→ **TASK BRIEF**
Give back, unchanged, the line with "What data populates", the line with "Parse this screenshot: output", and every line between them, and no other line.

(Dataset items)
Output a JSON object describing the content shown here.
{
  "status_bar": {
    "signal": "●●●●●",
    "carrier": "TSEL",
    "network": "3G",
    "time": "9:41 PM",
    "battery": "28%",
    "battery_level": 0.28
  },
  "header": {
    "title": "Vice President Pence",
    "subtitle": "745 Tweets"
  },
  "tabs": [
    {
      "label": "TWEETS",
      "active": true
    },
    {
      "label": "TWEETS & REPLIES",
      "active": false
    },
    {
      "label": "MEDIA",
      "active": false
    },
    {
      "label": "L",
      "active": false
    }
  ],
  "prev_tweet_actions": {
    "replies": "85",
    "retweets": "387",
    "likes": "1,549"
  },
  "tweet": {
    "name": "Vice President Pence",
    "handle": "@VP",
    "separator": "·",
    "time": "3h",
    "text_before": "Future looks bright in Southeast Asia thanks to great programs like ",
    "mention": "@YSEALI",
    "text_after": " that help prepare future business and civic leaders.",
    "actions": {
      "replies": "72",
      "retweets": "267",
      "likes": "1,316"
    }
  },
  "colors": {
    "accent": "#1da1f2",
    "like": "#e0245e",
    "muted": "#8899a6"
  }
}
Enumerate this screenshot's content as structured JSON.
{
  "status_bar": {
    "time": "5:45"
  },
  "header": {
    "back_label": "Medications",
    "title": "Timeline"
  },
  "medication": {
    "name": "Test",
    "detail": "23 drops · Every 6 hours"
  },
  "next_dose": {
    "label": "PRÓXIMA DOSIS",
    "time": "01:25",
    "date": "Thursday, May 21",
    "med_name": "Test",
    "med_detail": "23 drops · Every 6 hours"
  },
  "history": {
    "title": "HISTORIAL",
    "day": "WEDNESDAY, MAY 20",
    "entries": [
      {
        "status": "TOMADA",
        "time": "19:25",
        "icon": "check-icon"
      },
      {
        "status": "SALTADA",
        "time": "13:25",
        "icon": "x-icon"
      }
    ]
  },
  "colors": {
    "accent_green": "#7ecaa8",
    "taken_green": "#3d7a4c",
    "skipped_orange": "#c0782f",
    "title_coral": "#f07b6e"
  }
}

...

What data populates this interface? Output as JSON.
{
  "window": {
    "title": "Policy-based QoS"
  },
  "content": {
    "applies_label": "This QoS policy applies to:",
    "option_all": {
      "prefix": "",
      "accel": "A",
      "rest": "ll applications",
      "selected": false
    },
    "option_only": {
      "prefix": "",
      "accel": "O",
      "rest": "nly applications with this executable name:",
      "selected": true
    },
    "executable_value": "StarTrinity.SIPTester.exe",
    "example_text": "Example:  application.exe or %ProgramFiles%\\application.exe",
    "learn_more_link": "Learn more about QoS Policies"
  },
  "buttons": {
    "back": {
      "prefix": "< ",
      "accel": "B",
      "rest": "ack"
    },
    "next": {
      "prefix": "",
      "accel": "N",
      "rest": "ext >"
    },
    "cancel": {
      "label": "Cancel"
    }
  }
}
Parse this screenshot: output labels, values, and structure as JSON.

→ **ANSWER TO THIS PROBLEM**
What data populates this interface? Output as JSON.
{
  "window": {
    "title": "Policy-based QoS"
  },
  "content": {
    "applies_label": "This QoS policy applies to:",
    "option_all": {
      "prefix": "",
      "accel": "A",
      "rest": "ll applications",
      "selected": false
    },
    "option_only": {
      "prefix": "",
      "accel": "O",
      "rest": "nly applications with this executable name:",
      "selected": true
    },
    "executable_value": "StarTrinity.SIPTester.exe",
    "example_text": "Example:  application.exe or %ProgramFiles%\\application.exe",
    "learn_more_link": "Learn more about QoS Policies"
  },
  "buttons": {
    "back": {
      "prefix": "< ",
      "accel": "B",
      "rest": "ack"
    },
    "next": {
      "prefix": "",
      "accel": "N",
      "rest": "ext >"
    },
    "cancel": {
      "label": "Cancel"
    }
  }
}
Parse this screenshot: output labels, values, and structure as JSON.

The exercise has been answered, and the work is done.